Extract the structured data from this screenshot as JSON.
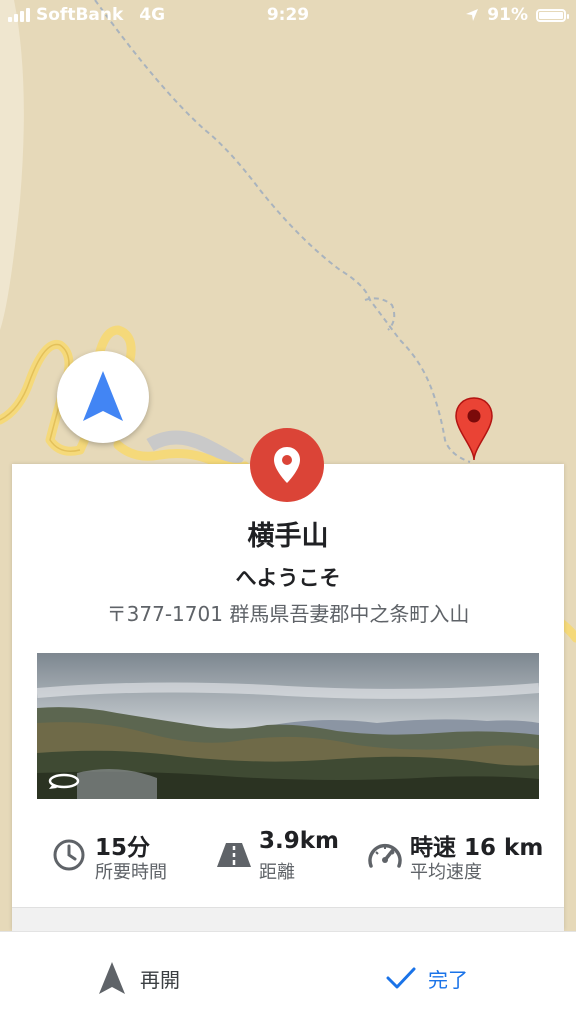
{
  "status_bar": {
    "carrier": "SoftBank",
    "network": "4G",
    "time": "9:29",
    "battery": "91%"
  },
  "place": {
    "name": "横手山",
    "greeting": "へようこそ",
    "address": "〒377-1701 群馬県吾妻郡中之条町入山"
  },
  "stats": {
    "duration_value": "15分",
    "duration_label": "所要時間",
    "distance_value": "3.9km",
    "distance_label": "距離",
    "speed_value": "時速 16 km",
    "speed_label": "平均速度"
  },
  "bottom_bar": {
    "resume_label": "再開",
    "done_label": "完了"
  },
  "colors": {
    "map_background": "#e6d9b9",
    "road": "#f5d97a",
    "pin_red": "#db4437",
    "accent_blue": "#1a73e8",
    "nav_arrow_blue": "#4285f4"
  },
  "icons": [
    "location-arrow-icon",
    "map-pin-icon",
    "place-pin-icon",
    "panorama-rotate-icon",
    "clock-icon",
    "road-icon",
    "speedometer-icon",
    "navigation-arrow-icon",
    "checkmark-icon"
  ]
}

==

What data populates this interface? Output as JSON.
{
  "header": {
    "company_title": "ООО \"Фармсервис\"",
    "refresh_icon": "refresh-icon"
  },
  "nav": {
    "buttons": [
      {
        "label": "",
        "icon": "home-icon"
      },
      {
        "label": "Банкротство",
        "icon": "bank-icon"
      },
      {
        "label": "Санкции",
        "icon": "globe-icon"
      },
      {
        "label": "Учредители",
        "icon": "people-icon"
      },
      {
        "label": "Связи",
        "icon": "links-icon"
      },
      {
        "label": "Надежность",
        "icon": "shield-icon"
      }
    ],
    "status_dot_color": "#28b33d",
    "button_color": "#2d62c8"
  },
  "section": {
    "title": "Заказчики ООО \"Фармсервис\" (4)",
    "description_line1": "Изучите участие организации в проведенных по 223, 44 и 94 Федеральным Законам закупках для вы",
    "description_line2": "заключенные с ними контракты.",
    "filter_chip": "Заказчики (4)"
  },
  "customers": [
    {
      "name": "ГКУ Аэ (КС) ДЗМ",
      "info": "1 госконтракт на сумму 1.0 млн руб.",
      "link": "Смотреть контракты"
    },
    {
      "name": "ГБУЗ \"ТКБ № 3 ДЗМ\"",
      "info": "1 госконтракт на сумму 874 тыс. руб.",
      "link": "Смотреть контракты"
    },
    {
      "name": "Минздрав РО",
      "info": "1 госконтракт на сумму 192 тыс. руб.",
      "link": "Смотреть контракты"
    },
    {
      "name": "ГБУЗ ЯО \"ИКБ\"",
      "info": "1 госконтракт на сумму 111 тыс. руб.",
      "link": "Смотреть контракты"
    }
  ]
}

**Aim**
On how many lines does the word "Фармсервис" appear? Answer with only the number.

**Task response**
2